Calling itself the Portland Public Water District (PPWD), the group is apparently an amalgamation of Friends of the Reservoirs, and Citizens for Water Accountability, Trust and Reform, a group spearheaded by Kent Craford, director of the Portland Water Users Coalition. Friends of the Reservoirs founding member Floy Jones is also a member of that group.

According to an e-mail circulating among supporters, the plan would create a seven-member elected board that would oversee water and sewer rates in the city.

"The board would create sorely needed oversight and accountability of the water (and sewer) Bureau, something Friends of the Reservoirs have sought for years," the letter says. "This board would end the archaic Commissioner-in-Charge 'Czar' form of utility management. Other goals are to end City Hall cronyism in the water and sewer bureaus and to address utility rates that have skyrocketed in recent years."

The group isn't talking much about the plan ahead of an official announcement slated for tomorrow at 9 am. Jones has not returned calls and e-mails about the initiative I've been sending since last night. Jones and Craford, though, have been outspoken about their belief city leaders aren't to be trusted with water and sewer rates, and recently co-wrote an editorial that ran in the Oregonian.

UPDATE, 3:11 pm:
While the proposal is still fuzzy, and things get complicated quickly when it comes to utility management, it seems the PPWD would be similar to the Clackamas River Water district, whose board has seen no shortage of tumult and dysfunction in recent years.

According to a supporter familiar with the plan, the group has ballot language and a framework all drawn up, and may be working with an outside entity to get the initiative under way. Secretary of State Kate Brown's website lists no formal committee registered under the name Portland Public Water District.

Commissioner Nick Fish, currently in charge of both the Portland Water Bureau and the Bureau of Environmental Services, said this afternoon he's leery of the push.

"My worst fear is it’s big companies, including big polluters, using a coalition of convenience to sell to the public a takeover of the Bull Run watershed in order to drive down rates for corporate ratepayers," Fish said. "The only way you can do significant rate relief in a fixed-cost system is to shift the cost."

Gripes over the city's use of water, sewer and stormwater revenues are long-standing. In late 2011, Craford and others filed a lawsuit alleging Portland inappropriately spent ratepayer money on projects that had little-or-no connection with the services they're meant for. Craford, who represents large companies who'd like a break in what they're paying for water and sewer rates, has declined to say who's bankrolling the suit.

More-recent indignation spilled into Mount Tabor Park over the weekend, as protestors attempted to convince the city not to drain its open-air reservoirs in compliance with federal rules. That project involves the construction of new reservoirs at Kelly and Powell buttes, and would contribute to an estimated 44 percent increase in water rates over the next five years.

• _Supplied information_:
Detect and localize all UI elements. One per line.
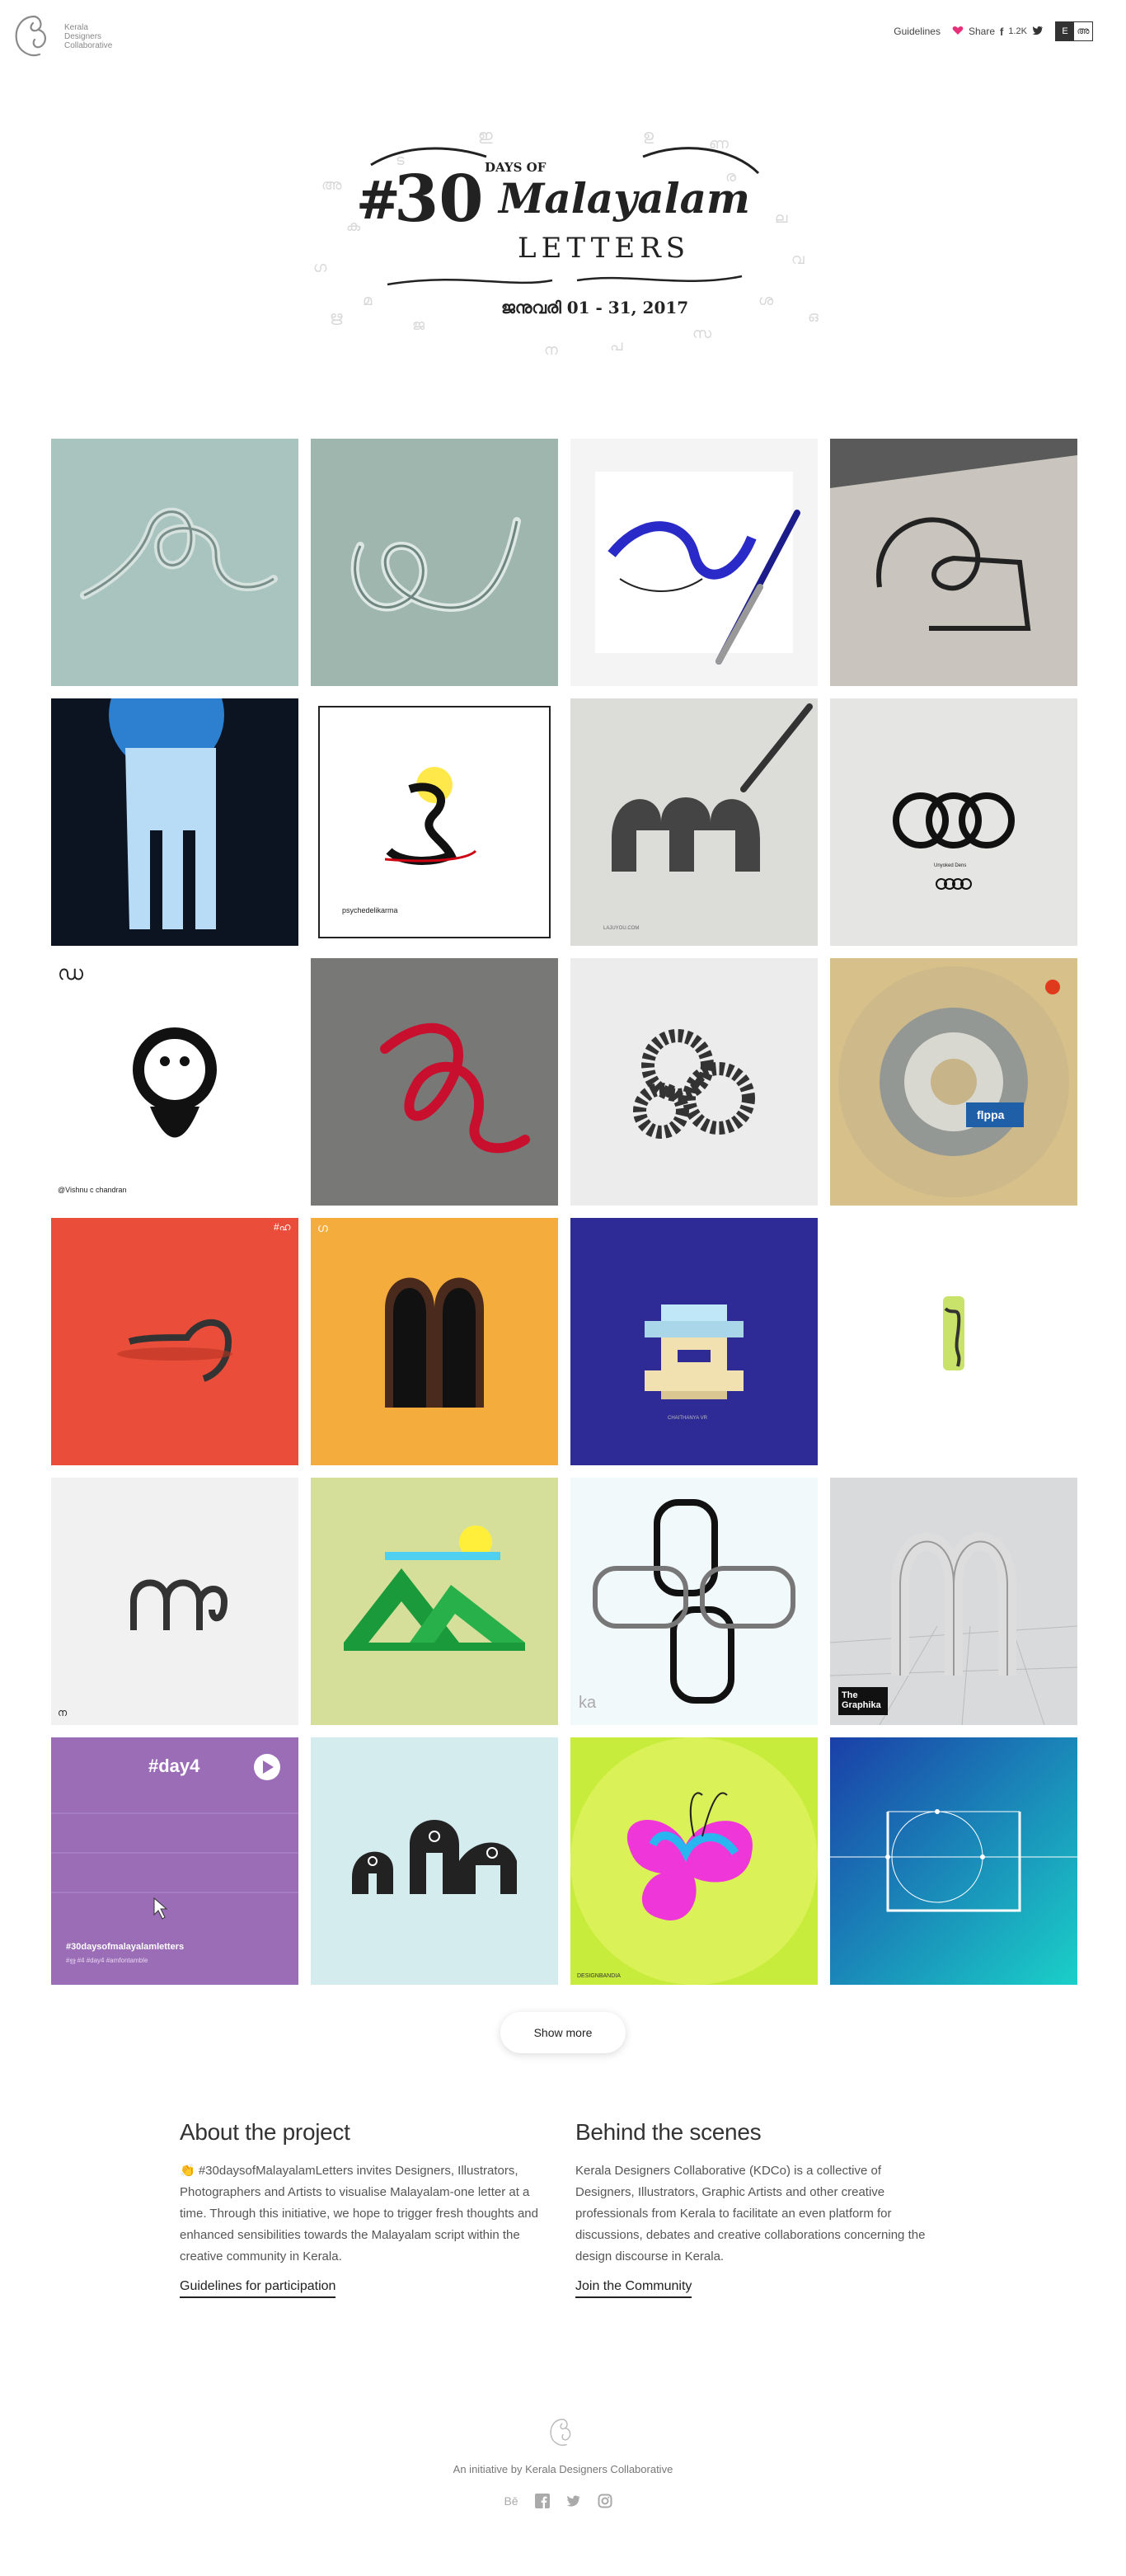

• _Job_: Please transcribe the water district article's text starting at "More-recent indignation spilled" and ending at "next five years.".

• _Task result_:
More-recent indignation spilled into Mount Tabor Park over the weekend, as protestors attempted to convince the city not to drain its open-air reservoirs in compliance with federal rules. That project involves the construction of new reservoirs at Kelly and Powell buttes, and would contribute to an estimated 44 percent increase in water rates over the next five years.